- [Given data]
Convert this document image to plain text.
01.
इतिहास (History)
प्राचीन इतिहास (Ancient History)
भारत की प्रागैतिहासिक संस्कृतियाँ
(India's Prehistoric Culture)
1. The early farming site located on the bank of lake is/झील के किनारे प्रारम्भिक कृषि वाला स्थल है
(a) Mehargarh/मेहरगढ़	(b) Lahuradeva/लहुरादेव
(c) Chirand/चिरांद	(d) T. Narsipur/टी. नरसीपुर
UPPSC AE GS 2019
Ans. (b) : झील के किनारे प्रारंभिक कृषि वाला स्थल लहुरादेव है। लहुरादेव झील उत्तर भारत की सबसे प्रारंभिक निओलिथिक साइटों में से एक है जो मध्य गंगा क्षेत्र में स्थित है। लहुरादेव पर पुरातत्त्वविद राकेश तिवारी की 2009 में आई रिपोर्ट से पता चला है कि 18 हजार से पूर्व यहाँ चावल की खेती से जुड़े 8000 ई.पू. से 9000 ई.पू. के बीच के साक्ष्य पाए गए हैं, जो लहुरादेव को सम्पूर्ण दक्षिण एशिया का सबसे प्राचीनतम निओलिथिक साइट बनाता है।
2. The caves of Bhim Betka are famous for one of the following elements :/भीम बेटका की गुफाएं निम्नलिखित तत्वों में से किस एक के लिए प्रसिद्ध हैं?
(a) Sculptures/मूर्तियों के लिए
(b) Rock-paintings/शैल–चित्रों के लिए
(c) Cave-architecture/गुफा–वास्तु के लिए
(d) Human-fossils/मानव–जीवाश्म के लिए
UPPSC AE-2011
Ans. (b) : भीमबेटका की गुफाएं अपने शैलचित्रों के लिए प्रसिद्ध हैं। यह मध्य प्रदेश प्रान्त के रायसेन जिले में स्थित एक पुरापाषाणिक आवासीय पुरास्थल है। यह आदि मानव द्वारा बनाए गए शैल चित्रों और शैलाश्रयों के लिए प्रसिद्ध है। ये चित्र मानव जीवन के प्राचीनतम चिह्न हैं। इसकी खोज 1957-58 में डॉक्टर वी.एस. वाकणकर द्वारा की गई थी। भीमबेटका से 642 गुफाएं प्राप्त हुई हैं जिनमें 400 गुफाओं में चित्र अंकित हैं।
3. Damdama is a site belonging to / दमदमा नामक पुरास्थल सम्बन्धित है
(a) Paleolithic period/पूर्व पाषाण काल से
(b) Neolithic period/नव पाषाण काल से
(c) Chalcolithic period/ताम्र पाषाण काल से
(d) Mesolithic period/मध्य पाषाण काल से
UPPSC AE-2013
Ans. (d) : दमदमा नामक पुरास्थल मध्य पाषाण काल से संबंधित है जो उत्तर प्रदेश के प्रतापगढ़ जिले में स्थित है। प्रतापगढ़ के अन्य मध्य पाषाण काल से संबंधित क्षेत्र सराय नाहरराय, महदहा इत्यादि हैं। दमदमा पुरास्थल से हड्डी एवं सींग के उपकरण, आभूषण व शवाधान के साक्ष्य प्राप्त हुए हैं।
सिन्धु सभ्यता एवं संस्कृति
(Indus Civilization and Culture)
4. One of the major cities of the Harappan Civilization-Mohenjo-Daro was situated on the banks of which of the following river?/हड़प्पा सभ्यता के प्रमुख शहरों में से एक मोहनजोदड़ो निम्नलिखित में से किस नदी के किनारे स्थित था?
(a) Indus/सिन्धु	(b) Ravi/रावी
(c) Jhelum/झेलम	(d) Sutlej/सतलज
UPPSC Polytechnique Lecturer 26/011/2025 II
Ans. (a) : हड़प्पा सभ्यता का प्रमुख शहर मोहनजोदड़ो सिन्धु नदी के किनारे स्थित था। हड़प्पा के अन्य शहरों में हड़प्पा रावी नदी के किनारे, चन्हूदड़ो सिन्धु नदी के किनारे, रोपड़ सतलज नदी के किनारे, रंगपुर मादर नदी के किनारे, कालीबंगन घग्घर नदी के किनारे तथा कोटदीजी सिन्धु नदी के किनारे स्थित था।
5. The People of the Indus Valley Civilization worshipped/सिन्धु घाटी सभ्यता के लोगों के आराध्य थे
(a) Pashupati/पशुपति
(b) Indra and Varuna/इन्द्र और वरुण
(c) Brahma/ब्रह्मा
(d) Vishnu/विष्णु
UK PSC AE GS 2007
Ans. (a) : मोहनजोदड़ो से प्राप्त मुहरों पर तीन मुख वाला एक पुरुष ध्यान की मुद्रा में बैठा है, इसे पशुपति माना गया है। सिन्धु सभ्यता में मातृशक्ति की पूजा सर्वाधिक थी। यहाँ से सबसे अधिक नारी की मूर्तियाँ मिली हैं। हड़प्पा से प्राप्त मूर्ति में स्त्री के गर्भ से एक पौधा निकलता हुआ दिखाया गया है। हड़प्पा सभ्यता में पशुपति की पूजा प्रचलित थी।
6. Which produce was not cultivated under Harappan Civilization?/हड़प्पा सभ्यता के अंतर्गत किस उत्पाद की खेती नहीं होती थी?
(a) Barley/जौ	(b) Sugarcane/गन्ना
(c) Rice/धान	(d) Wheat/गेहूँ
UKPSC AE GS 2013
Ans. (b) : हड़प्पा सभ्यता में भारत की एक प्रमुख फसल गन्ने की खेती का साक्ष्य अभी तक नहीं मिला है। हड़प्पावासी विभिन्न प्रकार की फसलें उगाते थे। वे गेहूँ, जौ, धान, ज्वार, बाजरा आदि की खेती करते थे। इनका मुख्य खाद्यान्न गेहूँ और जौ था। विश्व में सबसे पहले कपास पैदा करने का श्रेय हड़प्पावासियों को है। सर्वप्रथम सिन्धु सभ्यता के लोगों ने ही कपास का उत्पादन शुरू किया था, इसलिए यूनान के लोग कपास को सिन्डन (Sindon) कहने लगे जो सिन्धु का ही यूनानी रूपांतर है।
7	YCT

- [Instruction] Restate all of the entries above precisely.

- [Solution]
Convert this document image to plain text.
01.
इतिहास (History)
प्राचीन इतिहास (Ancient History)
भारत की प्रागैतिहासिक संस्कृतियाँ
(India's Prehistoric Culture)
1. The early farming site located on the bank of lake is/झील के किनारे प्रारम्भिक कृषि वाला स्थल है
(a) Mehargarh/मेहरगढ़	(b) Lahuradeva/लहुरादेव
(c) Chirand/चिरांद	(d) T. Narsipur/टी. नरसीपुर
UPPSC AE GS 2019
Ans. (b) : झील के किनारे प्रारंभिक कृषि वाला स्थल लहुरादेव है। लहुरादेव झील उत्तर भारत की सबसे प्रारंभिक निओलिथिक साइटों में से एक है जो मध्य गंगा क्षेत्र में स्थित है। लहुरादेव पर पुरातत्त्वविद राकेश तिवारी की 2009 में आई रिपोर्ट से पता चला है कि 18 हजार से पूर्व यहाँ चावल की खेती से जुड़े 8000 ई.पू. से 9000 ई.पू. के बीच के साक्ष्य पाए गए हैं, जो लहुरादेव को सम्पूर्ण दक्षिण एशिया का सबसे प्राचीनतम निओलिथिक साइट बनाता है।
2. The caves of Bhim Betka are famous for one of the following elements :/भीम बेटका की गुफाएं निम्नलिखित तत्वों में से किस एक के लिए प्रसिद्ध हैं?
(a) Sculptures/मूर्तियों के लिए
(b) Rock-paintings/शैल–चित्रों के लिए
(c) Cave-architecture/गुफा–वास्तु के लिए
(d) Human-fossils/मानव–जीवाश्म के लिए
UPPSC AE-2011
Ans. (b) : भीमबेटका की गुफाएं अपने शैलचित्रों के लिए प्रसिद्ध हैं। यह मध्य प्रदेश प्रान्त के रायसेन जिले में स्थित एक पुरापाषाणिक आवासीय पुरास्थल है। यह आदि मानव द्वारा बनाए गए शैल चित्रों और शैलाश्रयों के लिए प्रसिद्ध है। ये चित्र मानव जीवन के प्राचीनतम चिह्न हैं। इसकी खोज 1957-58 में डॉक्टर वी.एस. वाकणकर द्वारा की गई थी। भीमबेटका से 642 गुफाएं प्राप्त हुई हैं जिनमें 400 गुफाओं में चित्र अंकित हैं।
3. Damdama is a site belonging to / दमदमा नामक पुरास्थल सम्बन्धित है
(a) Paleolithic period/पूर्व पाषाण काल से
(b) Neolithic period/नव पाषाण काल से
(c) Chalcolithic period/ताम्र पाषाण काल से
(d) Mesolithic period/मध्य पाषाण काल से
UPPSC AE-2013
Ans. (d) : दमदमा नामक पुरास्थल मध्य पाषाण काल से संबंधित है जो उत्तर प्रदेश के प्रतापगढ़ जिले में स्थित है। प्रतापगढ़ के अन्य मध्य पाषाण काल से संबंधित क्षेत्र सराय नाहरराय, महदहा इत्यादि हैं। दमदमा पुरास्थल से हड्डी एवं सींग के उपकरण, आभूषण व शवाधान के साक्ष्य प्राप्त हुए हैं।
सिन्धु सभ्यता एवं संस्कृति
(Indus Civilization and Culture)
4. One of the major cities of the Harappan Civilization-Mohenjo-Daro was situated on the banks of which of the following river?/हड़प्पा सभ्यता के प्रमुख शहरों में से एक मोहनजोदड़ो निम्नलिखित में से किस नदी के किनारे स्थित था?
(a) Indus/सिन्धु	(b) Ravi/रावी
(c) Jhelum/झेलम	(d) Sutlej/सतलज
UPPSC Polytechnique Lecturer 26/011/2025 II
Ans. (a) : हड़प्पा सभ्यता का प्रमुख शहर मोहनजोदड़ो सिन्धु नदी के किनारे स्थित था। हड़प्पा के अन्य शहरों में हड़प्पा रावी नदी के किनारे, चन्हूदड़ो सिन्धु नदी के किनारे, रोपड़ सतलज नदी के किनारे, रंगपुर मादर नदी के किनारे, कालीबंगन घग्घर नदी के किनारे तथा कोटदीजी सिन्धु नदी के किनारे स्थित था।
5. The People of the Indus Valley Civilization worshipped/सिन्धु घाटी सभ्यता के लोगों के आराध्य थे
(a) Pashupati/पशुपति
(b) Indra and Varuna/इन्द्र और वरुण
(c) Brahma/ब्रह्मा
(d) Vishnu/विष्णु
UK PSC AE GS 2007
Ans. (a) : मोहनजोदड़ो से प्राप्त मुहरों पर तीन मुख वाला एक पुरुष ध्यान की मुद्रा में बैठा है, इसे पशुपति माना गया है। सिन्धु सभ्यता में मातृशक्ति की पूजा सर्वाधिक थी। यहाँ से सबसे अधिक नारी की मूर्तियाँ मिली हैं। हड़प्पा से प्राप्त मूर्ति में स्त्री के गर्भ से एक पौधा निकलता हुआ दिखाया गया है। हड़प्पा सभ्यता में पशुपति की पूजा प्रचलित थी।
6. Which produce was not cultivated under Harappan Civilization?/हड़प्पा सभ्यता के अंतर्गत किस उत्पाद की खेती नहीं होती थी?
(a) Barley/जौ	(b) Sugarcane/गन्ना
(c) Rice/धान	(d) Wheat/गेहूँ
UKPSC AE GS 2013
Ans. (b) : हड़प्पा सभ्यता में भारत की एक प्रमुख फसल गन्ने की खेती का साक्ष्य अभी तक नहीं मिला है। हड़प्पावासी विभिन्न प्रकार की फसलें उगाते थे। वे गेहूँ, जौ, धान, ज्वार, बाजरा आदि की खेती करते थे। इनका मुख्य खाद्यान्न गेहूँ और जौ था। विश्व में सबसे पहले कपास पैदा करने का श्रेय हड़प्पावासियों को है। सर्वप्रथम सिन्धु सभ्यता के लोगों ने ही कपास का उत्पादन शुरू किया था, इसलिए यूनान के लोग कपास को सिन्डन (Sindon) कहने लगे जो सिन्धु का ही यूनानी रूपांतर है।
7	YCT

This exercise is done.